---- Supplied material

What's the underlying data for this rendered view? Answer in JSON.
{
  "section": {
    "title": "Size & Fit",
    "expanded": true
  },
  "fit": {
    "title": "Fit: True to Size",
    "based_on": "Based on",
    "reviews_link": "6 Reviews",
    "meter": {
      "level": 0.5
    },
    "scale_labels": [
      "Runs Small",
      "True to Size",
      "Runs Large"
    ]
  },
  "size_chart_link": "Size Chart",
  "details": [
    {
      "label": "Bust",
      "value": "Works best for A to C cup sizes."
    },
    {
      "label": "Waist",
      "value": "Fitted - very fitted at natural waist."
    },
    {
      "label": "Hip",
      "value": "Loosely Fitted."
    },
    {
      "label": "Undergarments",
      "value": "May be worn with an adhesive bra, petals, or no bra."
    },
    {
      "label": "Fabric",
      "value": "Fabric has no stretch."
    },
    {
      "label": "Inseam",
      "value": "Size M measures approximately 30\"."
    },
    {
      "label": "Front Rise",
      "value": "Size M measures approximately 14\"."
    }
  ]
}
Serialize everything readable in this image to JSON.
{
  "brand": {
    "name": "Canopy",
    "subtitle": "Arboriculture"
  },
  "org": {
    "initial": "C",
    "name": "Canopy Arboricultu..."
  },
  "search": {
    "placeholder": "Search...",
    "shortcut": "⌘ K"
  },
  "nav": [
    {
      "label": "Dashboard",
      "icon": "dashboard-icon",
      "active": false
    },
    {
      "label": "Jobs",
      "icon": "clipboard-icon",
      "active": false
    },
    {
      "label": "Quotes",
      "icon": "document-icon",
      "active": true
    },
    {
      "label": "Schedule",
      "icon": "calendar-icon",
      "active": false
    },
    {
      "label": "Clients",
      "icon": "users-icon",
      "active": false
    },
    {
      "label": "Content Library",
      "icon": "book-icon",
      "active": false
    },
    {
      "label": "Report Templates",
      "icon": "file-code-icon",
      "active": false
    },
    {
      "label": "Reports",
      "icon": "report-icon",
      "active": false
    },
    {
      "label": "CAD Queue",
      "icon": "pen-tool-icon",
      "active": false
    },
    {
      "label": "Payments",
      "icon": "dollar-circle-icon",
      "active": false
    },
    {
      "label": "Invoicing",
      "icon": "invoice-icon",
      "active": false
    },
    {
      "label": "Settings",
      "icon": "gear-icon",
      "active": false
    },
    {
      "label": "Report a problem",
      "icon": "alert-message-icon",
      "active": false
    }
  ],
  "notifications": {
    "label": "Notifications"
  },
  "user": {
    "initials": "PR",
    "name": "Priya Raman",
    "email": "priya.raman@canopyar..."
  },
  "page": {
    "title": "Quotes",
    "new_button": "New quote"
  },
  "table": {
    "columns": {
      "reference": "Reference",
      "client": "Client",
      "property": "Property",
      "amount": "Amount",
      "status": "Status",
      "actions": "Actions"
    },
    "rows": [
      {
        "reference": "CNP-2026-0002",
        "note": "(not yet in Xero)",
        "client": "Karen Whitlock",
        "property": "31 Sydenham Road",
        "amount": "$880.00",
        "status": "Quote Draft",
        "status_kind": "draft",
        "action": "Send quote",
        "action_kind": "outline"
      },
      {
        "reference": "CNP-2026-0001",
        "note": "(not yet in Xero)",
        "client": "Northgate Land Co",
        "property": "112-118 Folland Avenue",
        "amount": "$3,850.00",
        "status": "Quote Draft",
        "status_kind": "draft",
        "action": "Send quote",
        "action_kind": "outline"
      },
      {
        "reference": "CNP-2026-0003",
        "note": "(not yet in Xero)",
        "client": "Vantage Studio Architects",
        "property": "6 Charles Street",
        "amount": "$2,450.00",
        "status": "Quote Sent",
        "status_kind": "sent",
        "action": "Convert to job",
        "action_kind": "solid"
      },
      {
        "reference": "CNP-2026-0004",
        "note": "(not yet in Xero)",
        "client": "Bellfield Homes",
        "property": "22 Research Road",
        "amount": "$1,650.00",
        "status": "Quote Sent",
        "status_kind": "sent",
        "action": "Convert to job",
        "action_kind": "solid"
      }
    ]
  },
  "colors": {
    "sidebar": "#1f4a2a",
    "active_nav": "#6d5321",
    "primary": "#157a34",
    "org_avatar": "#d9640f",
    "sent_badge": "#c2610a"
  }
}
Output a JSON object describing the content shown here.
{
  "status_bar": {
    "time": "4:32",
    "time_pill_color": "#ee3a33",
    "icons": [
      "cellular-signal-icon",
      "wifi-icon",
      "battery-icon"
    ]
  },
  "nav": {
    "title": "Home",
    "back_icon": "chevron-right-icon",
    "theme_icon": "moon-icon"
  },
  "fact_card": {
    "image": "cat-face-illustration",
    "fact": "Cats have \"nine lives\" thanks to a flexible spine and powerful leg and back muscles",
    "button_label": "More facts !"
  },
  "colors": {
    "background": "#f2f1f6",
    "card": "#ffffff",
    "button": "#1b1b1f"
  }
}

--------

* [What to work on]
Provide all the records again, word for word.

* [Result of this exercise]
What's the underlying data for this rendered view? Answer in JSON.
{
  "section": {
    "title": "Size & Fit",
    "expanded": true
  },
  "fit": {
    "title": "Fit: True to Size",
    "based_on": "Based on",
    "reviews_link": "6 Reviews",
    "meter": {
      "level": 0.5
    },
    "scale_labels": [
      "Runs Small",
      "True to Size",
      "Runs Large"
    ]
  },
  "size_chart_link": "Size Chart",
  "details": [
    {
      "label": "Bust",
      "value": "Works best for A to C cup sizes."
    },
    {
      "label": "Waist",
      "value": "Fitted - very fitted at natural waist."
    },
    {
      "label": "Hip",
      "value": "Loosely Fitted."
    },
    {
      "label": "Undergarments",
      "value": "May be worn with an adhesive bra, petals, or no bra."
    },
    {
      "label": "Fabric",
      "value": "Fabric has no stretch."
    },
    {
      "label": "Inseam",
      "value": "Size M measures approximately 30\"."
    },
    {
      "label": "Front Rise",
      "value": "Size M measures approximately 14\"."
    }
  ]
}
Serialize everything readable in this image to JSON.
{
  "brand": {
    "name": "Canopy",
    "subtitle": "Arboriculture"
  },
  "org": {
    "initial": "C",
    "name": "Canopy Arboricultu..."
  },
  "search": {
    "placeholder": "Search...",
    "shortcut": "⌘ K"
  },
  "nav": [
    {
      "label": "Dashboard",
      "icon": "dashboard-icon",
      "active": false
    },
    {
      "label": "Jobs",
      "icon": "clipboard-icon",
      "active": false
    },
    {
      "label": "Quotes",
      "icon": "document-icon",
      "active": true
    },
    {
      "label": "Schedule",
      "icon": "calendar-icon",
      "active": false
    },
    {
      "label": "Clients",
      "icon": "users-icon",
      "active": false
    },
    {
      "label": "Content Library",
      "icon": "book-icon",
      "active": false
    },
    {
      "label": "Report Templates",
      "icon": "file-code-icon",
      "active": false
    },
    {
      "label": "Reports",
      "icon": "report-icon",
      "active": false
    },
    {
      "label": "CAD Queue",
      "icon": "pen-tool-icon",
      "active": false
    },
    {
      "label": "Payments",
      "icon": "dollar-circle-icon",
      "active": false
    },
    {
      "label": "Invoicing",
      "icon": "invoice-icon",
      "active": false
    },
    {
      "label": "Settings",
      "icon": "gear-icon",
      "active": false
    },
    {
      "label": "Report a problem",
      "icon": "alert-message-icon",
      "active": false
    }
  ],
  "notifications": {
    "label": "Notifications"
  },
  "user": {
    "initials": "PR",
    "name": "Priya Raman",
    "email": "priya.raman@canopyar..."
  },
  "page": {
    "title": "Quotes",
    "new_button": "New quote"
  },
  "table": {
    "columns": {
      "reference": "Reference",
      "client": "Client",
      "property": "Property",
      "amount": "Amount",
      "status": "Status",
      "actions": "Actions"
    },
    "rows": [
      {
        "reference": "CNP-2026-0002",
        "note": "(not yet in Xero)",
        "client": "Karen Whitlock",
        "property": "31 Sydenham Road",
        "amount": "$880.00",
        "status": "Quote Draft",
        "status_kind": "draft",
        "action": "Send quote",
        "action_kind": "outline"
      },
      {
        "reference": "CNP-2026-0001",
        "note": "(not yet in Xero)",
        "client": "Northgate Land Co",
        "property": "112-118 Folland Avenue",
        "amount": "$3,850.00",
        "status": "Quote Draft",
        "status_kind": "draft",
        "action": "Send quote",
        "action_kind": "outline"
      },
      {
        "reference": "CNP-2026-0003",
        "note": "(not yet in Xero)",
        "client": "Vantage Studio Architects",
        "property": "6 Charles Street",
        "amount": "$2,450.00",
        "status": "Quote Sent",
        "status_kind": "sent",
        "action": "Convert to job",
        "action_kind": "solid"
      },
      {
        "reference": "CNP-2026-0004",
        "note": "(not yet in Xero)",
        "client": "Bellfield Homes",
        "property": "22 Research Road",
        "amount": "$1,650.00",
        "status": "Quote Sent",
        "status_kind": "sent",
        "action": "Convert to job",
        "action_kind": "solid"
      }
    ]
  },
  "colors": {
    "sidebar": "#1f4a2a",
    "active_nav": "#6d5321",
    "primary": "#157a34",
    "org_avatar": "#d9640f",
    "sent_badge": "#c2610a"
  }
}
Output a JSON object describing the content shown here.
{
  "status_bar": {
    "time": "4:32",
    "time_pill_color": "#ee3a33",
    "icons": [
      "cellular-signal-icon",
      "wifi-icon",
      "battery-icon"
    ]
  },
  "nav": {
    "title": "Home",
    "back_icon": "chevron-right-icon",
    "theme_icon": "moon-icon"
  },
  "fact_card": {
    "image": "cat-face-illustration",
    "fact": "Cats have \"nine lives\" thanks to a flexible spine and powerful leg and back muscles",
    "button_label": "More facts !"
  },
  "colors": {
    "background": "#f2f1f6",
    "card": "#ffffff",
    "button": "#1b1b1f"
  }
}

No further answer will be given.